This was a hate crime... the actions of a single deranged individual act as a wake up call to our community and once again the nation... This cycle of violence must stop. The guns have to come off the streets. The violent video games have to be taken out of our homes.

Believing the mayor was jumping to conclusions, gamers and members of GamePolitics wrote to Lang, citing that nobody had even mentioned video games as a connection to the mass murders, nor had Robida ever mentioned games on his MySpace weblog. In reply to Andrew Eisen, a member of GamePolitics.com who had written to the mayor over his comments, Lang wrote:

When you get a chance please explain to me the social benefits behind police and military video games for the future of our children.
While I am not familiar with these videos I have seen enough to know they can provide no healthy education for our children. Lastly, there is no doubt in my mind that Mr. Robida played these video games on a regular basis as he was completely obsessed with weapons, violence and destruction. See his my space website for more details. I sincerely appreciate your comments.

However, examination of Robida's MySpace website (archived on GamePolitics) showed a passion for neo-Nazism and Insane Clown Posse, known for its violent and dark lyrics. One song in particular, "Night of the Axe", mentions attacking people with a hatchet, similar to Robida's crime.

On February7, Insane Clown Posse released a statement on the Robida attacks. The group's manager Alex Abbiss extended members Violent J and Shaggy 2 Dope's condolences and prayers to the families of the victims, stating, "It's quite obvious that this guy had no clue what being a Juggalo is all about. If anyone knows anything at all about ICP, then you know that they have never, ever been down or will be down with any racist or bigotry bullshit."

→ **Excerpted data**:
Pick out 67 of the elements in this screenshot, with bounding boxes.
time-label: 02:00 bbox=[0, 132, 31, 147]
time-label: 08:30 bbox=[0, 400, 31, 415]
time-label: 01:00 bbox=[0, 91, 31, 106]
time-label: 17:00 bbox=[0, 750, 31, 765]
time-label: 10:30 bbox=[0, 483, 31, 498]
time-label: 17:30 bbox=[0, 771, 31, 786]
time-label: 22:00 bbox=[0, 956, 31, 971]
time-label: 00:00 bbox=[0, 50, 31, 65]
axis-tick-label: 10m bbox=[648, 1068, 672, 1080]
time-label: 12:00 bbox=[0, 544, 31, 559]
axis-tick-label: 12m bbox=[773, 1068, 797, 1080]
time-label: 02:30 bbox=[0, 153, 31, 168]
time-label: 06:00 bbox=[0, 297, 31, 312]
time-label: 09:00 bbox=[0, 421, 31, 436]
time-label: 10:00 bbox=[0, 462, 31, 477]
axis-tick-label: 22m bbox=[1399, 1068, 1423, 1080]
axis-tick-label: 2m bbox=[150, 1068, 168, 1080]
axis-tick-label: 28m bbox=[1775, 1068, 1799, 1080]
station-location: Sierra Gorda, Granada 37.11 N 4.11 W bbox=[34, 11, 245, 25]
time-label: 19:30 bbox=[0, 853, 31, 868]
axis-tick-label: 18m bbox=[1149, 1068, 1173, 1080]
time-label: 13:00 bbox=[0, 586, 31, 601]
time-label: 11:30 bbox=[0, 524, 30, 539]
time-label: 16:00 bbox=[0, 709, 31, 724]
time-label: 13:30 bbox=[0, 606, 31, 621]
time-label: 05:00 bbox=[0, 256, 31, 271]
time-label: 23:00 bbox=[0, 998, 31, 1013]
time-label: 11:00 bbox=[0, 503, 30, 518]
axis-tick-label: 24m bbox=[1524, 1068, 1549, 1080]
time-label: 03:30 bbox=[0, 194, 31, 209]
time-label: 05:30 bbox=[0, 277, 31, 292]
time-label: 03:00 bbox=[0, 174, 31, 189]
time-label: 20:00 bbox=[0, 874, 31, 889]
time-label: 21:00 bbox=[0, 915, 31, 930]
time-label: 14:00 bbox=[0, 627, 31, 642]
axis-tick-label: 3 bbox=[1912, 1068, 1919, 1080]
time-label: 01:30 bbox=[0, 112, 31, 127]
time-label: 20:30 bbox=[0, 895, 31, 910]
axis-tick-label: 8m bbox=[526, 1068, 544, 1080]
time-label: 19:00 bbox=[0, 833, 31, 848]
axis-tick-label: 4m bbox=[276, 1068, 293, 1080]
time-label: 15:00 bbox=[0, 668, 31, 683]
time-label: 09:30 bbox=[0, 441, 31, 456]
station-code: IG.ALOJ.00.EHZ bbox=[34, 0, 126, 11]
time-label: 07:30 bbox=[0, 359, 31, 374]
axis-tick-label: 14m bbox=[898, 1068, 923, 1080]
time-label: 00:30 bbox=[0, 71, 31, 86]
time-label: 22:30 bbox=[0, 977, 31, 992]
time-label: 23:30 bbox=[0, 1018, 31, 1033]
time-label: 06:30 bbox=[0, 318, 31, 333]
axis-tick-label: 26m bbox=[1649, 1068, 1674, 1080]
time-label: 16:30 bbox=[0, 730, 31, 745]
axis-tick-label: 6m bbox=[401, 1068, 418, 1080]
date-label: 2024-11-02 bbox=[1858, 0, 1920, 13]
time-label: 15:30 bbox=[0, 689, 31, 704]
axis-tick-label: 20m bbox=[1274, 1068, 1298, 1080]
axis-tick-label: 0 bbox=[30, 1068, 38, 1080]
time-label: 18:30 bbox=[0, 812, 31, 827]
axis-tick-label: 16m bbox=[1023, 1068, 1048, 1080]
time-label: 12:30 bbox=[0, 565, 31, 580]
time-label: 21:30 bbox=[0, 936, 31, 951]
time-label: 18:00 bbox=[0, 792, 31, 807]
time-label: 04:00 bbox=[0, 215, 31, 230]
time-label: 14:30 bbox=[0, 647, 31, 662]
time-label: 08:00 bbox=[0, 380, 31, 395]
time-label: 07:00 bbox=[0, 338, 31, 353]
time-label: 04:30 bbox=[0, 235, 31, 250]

→ **What to work on**:
1: Please repeat the passage on the Robida attacks, everything from "While I am not" down to "to Robida's crime.".
2: Write the next part of the passage on the Robida attacks, picking up after its last sentence.
You can complete the work without the records.

→ **Answers to each task**:
1:
While I am not familiar with these videos I have seen enough to know they can provide no healthy education for our children. Lastly, there is no doubt in my mind that Mr. Robida played these video games on a regular basis as he was completely obsessed with weapons, violence and destruction. See his my space website for more details. I sincerely appreciate your comments.

However, examination of Robida's MySpace website (archived on GamePolitics) showed a passion for neo-Nazism and Insane Clown Posse, known for its violent and dark lyrics. One song in particular, "Night of the Axe", mentions attacking people with a hatchet, similar to Robida's crime.

2:
===Comments from anti–video game advocate===
On February7, 2006, Jack Thompson, a disbarred attorney and activist litigator against violent and sexual video game content, commented on the incident, describing the bar attack as a "killing scenario" from Postal 2 and the killing of Sell as a "suicide by cop homicide" inspired by Grand Theft Auto. Police later dismissed the "suicide by cop" theory when it was discovered that Robida had fatally shot himself.

Thompson claimed to have spoken to a New Bedford detective, who "repeatedly" said Robida's friends had said "he played the Grand Theft Auto games". No further details have emerged, but the following day the Bristol County District Attorney rejected the video game link after examining all the evidence collected from Robida's apartment and car.

My look at the search warrant [for Robida's home] was that the investigators turned up no video games. From the information we have here, there is no proof video games were involved.